▸ Task to complete
Copy every line of the data below character for character, leaving out the pictures.

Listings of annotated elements
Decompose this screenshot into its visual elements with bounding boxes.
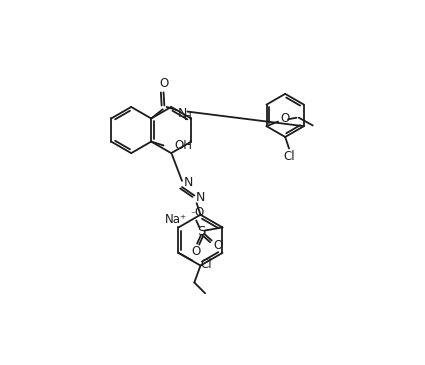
Text: O: O (280, 112, 289, 125)
Text: O: O (194, 206, 203, 219)
Text: N: N (177, 107, 187, 120)
Text: N: N (184, 176, 193, 189)
Text: Na⁺: Na⁺ (165, 213, 187, 226)
Text: N: N (196, 191, 205, 204)
Text: Cl: Cl (200, 258, 212, 271)
Text: H: H (184, 112, 192, 122)
Text: OH: OH (174, 139, 193, 152)
Text: O: O (213, 239, 223, 253)
Text: S: S (197, 225, 205, 238)
Text: ⁻: ⁻ (190, 210, 195, 220)
Text: Cl: Cl (283, 150, 295, 164)
Text: O: O (191, 245, 200, 258)
Text: O: O (159, 77, 168, 91)
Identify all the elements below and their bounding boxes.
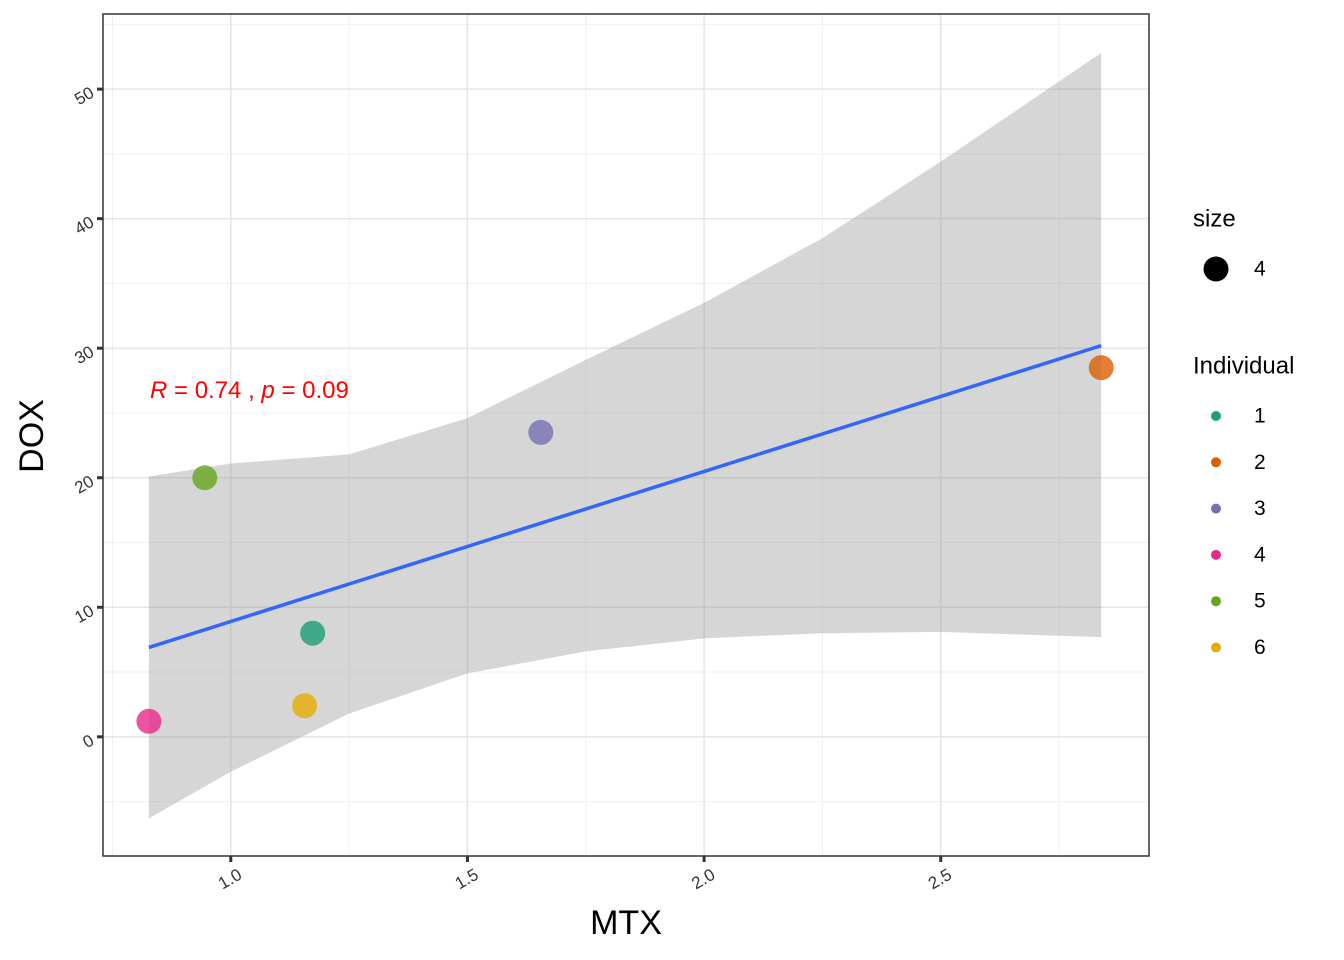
point [136, 708, 162, 734]
y-tick-label: 30 [71, 342, 97, 368]
legend-label: 1 [1254, 405, 1266, 428]
y-tick-label: 50 [71, 83, 97, 109]
y-tick-label: 0 [80, 731, 98, 752]
legend-label: 2 [1254, 451, 1266, 474]
y-axis-title: DOX [13, 399, 51, 473]
legend-symbol [1211, 596, 1221, 607]
x-axis-title: MTX [590, 904, 662, 942]
x-tick-label: 1.0 [215, 865, 245, 893]
point [192, 465, 218, 491]
annotation-part: p [260, 377, 274, 404]
confidence-band [148, 52, 1102, 819]
x-tick-label: 1.5 [452, 865, 482, 893]
fit-line [148, 343, 1102, 650]
annotation-part: R [150, 377, 167, 404]
legend-label: 4 [1254, 543, 1266, 566]
legend-label: 5 [1254, 590, 1266, 613]
x-tick-label: 2.0 [688, 865, 718, 893]
annotation: R = 0.74 , p = 0.09 [150, 377, 349, 404]
y-tick-label: 10 [71, 601, 97, 627]
legend-label: 4 [1254, 258, 1266, 281]
legend-title: size [1193, 205, 1236, 232]
legend-label: 6 [1254, 636, 1266, 659]
legend-symbol [1211, 549, 1221, 560]
annotation-part: = 0.74 , [167, 377, 261, 404]
legend-symbol [1211, 642, 1221, 653]
legend-title: Individual [1193, 352, 1294, 379]
legend-symbol [1211, 457, 1221, 468]
legend-symbol [1203, 256, 1229, 282]
panel-border [102, 13, 1150, 857]
point [300, 620, 326, 646]
legend-label: 3 [1254, 497, 1266, 520]
legend-symbol [1211, 411, 1221, 421]
legend-symbol [1211, 503, 1221, 514]
point [528, 419, 554, 445]
x-tick-label: 2.5 [925, 865, 955, 893]
point [292, 693, 318, 719]
y-tick-label: 40 [71, 213, 97, 239]
y-tick-label: 20 [71, 472, 97, 498]
annotation-part: = 0.09 [275, 377, 349, 404]
point [1088, 355, 1114, 381]
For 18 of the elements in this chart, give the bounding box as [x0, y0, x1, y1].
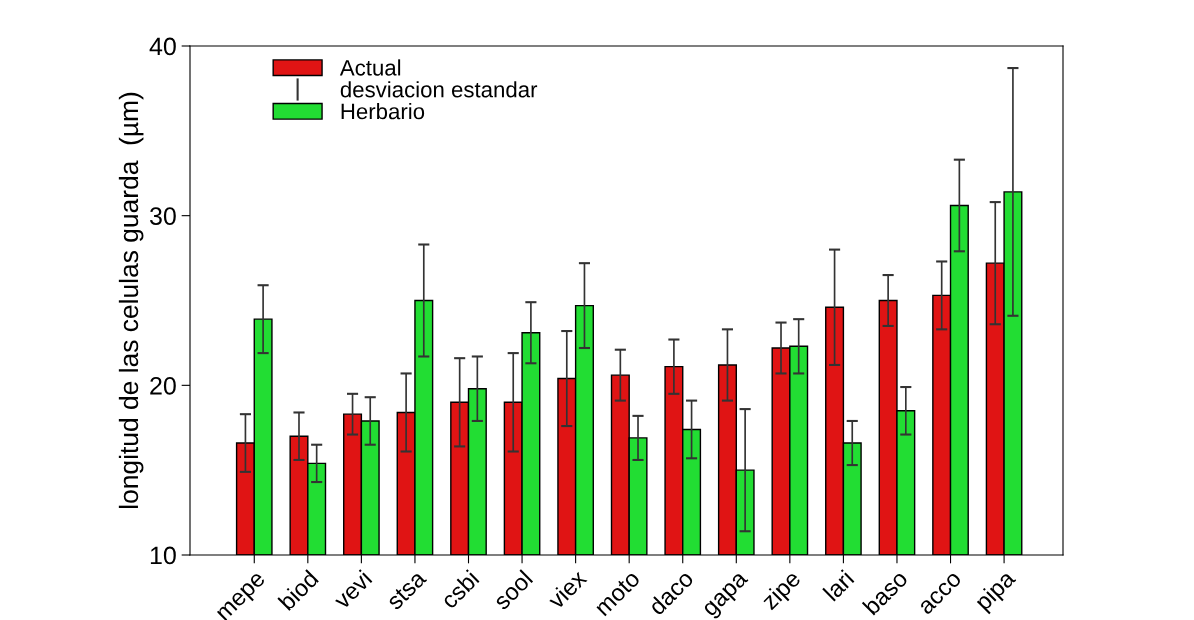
- x-tick-label: acco: [919, 572, 963, 616]
- y-tick-label: 30: [149, 207, 176, 225]
- x-tick-label: sool: [491, 569, 534, 611]
- legend-label: Actual: [339, 59, 401, 76]
- x-tick-label: pipa: [973, 568, 1020, 615]
- y-tick-label: 40: [149, 37, 176, 56]
- annotation: desviacion estandar: [340, 81, 538, 98]
- y-tick-label: 20: [150, 376, 176, 395]
- x-tick-label: daco: [647, 568, 695, 616]
- x-tick-label: csbi: [439, 569, 480, 610]
- y-tick-label: 10: [150, 546, 176, 565]
- y-axis-title: longitud de las celulas guarda (µm): [118, 92, 144, 508]
- legend-label: Herbario: [341, 102, 425, 120]
- x-tick-label: vevi: [331, 569, 373, 611]
- x-tick-label: stsa: [386, 569, 428, 611]
- x-tick-label: lari: [822, 569, 855, 602]
- x-tick-label: viex: [545, 568, 588, 611]
- x-tick-label: zipe: [759, 568, 805, 614]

▸ Answer to the exercise
Decompose this screenshot into its visual elements with bounding boxes.
Text: O: O (280, 112, 289, 125)
Text: O: O (194, 206, 203, 219)
Text: N: N (177, 107, 187, 120)
Text: N: N (184, 176, 193, 189)
Text: Na⁺: Na⁺ (165, 213, 187, 226)
Text: N: N (196, 191, 205, 204)
Text: Cl: Cl (200, 258, 212, 271)
Text: H: H (184, 112, 192, 122)
Text: OH: OH (174, 139, 193, 152)
Text: O: O (213, 239, 223, 253)
Text: S: S (197, 225, 205, 238)
Text: ⁻: ⁻ (190, 210, 195, 220)
Text: Cl: Cl (283, 150, 295, 164)
Text: O: O (191, 245, 200, 258)
Text: O: O (159, 77, 168, 91)
Identify all the elements below and their bounding boxes.
point [136, 708, 162, 734]
y-tick-label: 30 [71, 342, 97, 368]
legend-label: 1 [1254, 405, 1266, 428]
y-tick-label: 50 [71, 83, 97, 109]
y-tick-label: 0 [80, 731, 98, 752]
legend-label: 2 [1254, 451, 1266, 474]
y-axis-title: DOX [13, 399, 51, 473]
legend-symbol [1211, 596, 1221, 607]
x-axis-title: MTX [590, 904, 662, 942]
x-tick-label: 1.0 [215, 865, 245, 893]
point [192, 465, 218, 491]
annotation-part: p [260, 377, 274, 404]
confidence-band [148, 52, 1102, 819]
x-tick-label: 1.5 [452, 865, 482, 893]
fit-line [148, 343, 1102, 650]
annotation-part: R [150, 377, 167, 404]
legend-label: 4 [1254, 543, 1266, 566]
legend-label: 5 [1254, 590, 1266, 613]
x-tick-label: 2.0 [688, 865, 718, 893]
annotation: R = 0.74 , p = 0.09 [150, 377, 349, 404]
y-tick-label: 10 [71, 601, 97, 627]
legend-label: 4 [1254, 258, 1266, 281]
legend-title: size [1193, 205, 1236, 232]
legend-label: 6 [1254, 636, 1266, 659]
legend-symbol [1211, 549, 1221, 560]
annotation-part: = 0.74 , [167, 377, 261, 404]
legend-symbol [1211, 642, 1221, 653]
legend-title: Individual [1193, 352, 1294, 379]
legend-symbol [1211, 457, 1221, 468]
legend-symbol [1203, 256, 1229, 282]
panel-border [102, 13, 1150, 857]
point [300, 620, 326, 646]
legend-label: 3 [1254, 497, 1266, 520]
legend-symbol [1211, 411, 1221, 421]
legend-symbol [1211, 503, 1221, 514]
point [528, 419, 554, 445]
x-tick-label: 2.5 [925, 865, 955, 893]
point [292, 693, 318, 719]
y-tick-label: 40 [71, 213, 97, 239]
y-tick-label: 20 [71, 472, 97, 498]
annotation-part: = 0.09 [275, 377, 349, 404]
point [1088, 355, 1114, 381]
For 18 of the elements in this chart, give the bounding box as [x0, y0, x1, y1].
- x-tick-label: acco: [919, 572, 963, 616]
- y-tick-label: 30: [149, 207, 176, 225]
- x-tick-label: sool: [491, 569, 534, 611]
- legend-label: Actual: [339, 59, 401, 76]
- x-tick-label: pipa: [973, 568, 1020, 615]
- y-tick-label: 40: [149, 37, 176, 56]
- annotation: desviacion estandar: [340, 81, 538, 98]
- y-tick-label: 20: [150, 376, 176, 395]
- x-tick-label: daco: [647, 568, 695, 616]
- x-tick-label: csbi: [439, 569, 480, 610]
- y-tick-label: 10: [150, 546, 176, 565]
- y-axis-title: longitud de las celulas guarda (µm): [118, 92, 144, 508]
- legend-label: Herbario: [341, 102, 425, 120]
- x-tick-label: vevi: [331, 569, 373, 611]
- x-tick-label: stsa: [386, 569, 428, 611]
- x-tick-label: lari: [822, 569, 855, 602]
- x-tick-label: viex: [545, 568, 588, 611]
- x-tick-label: zipe: [759, 568, 805, 614]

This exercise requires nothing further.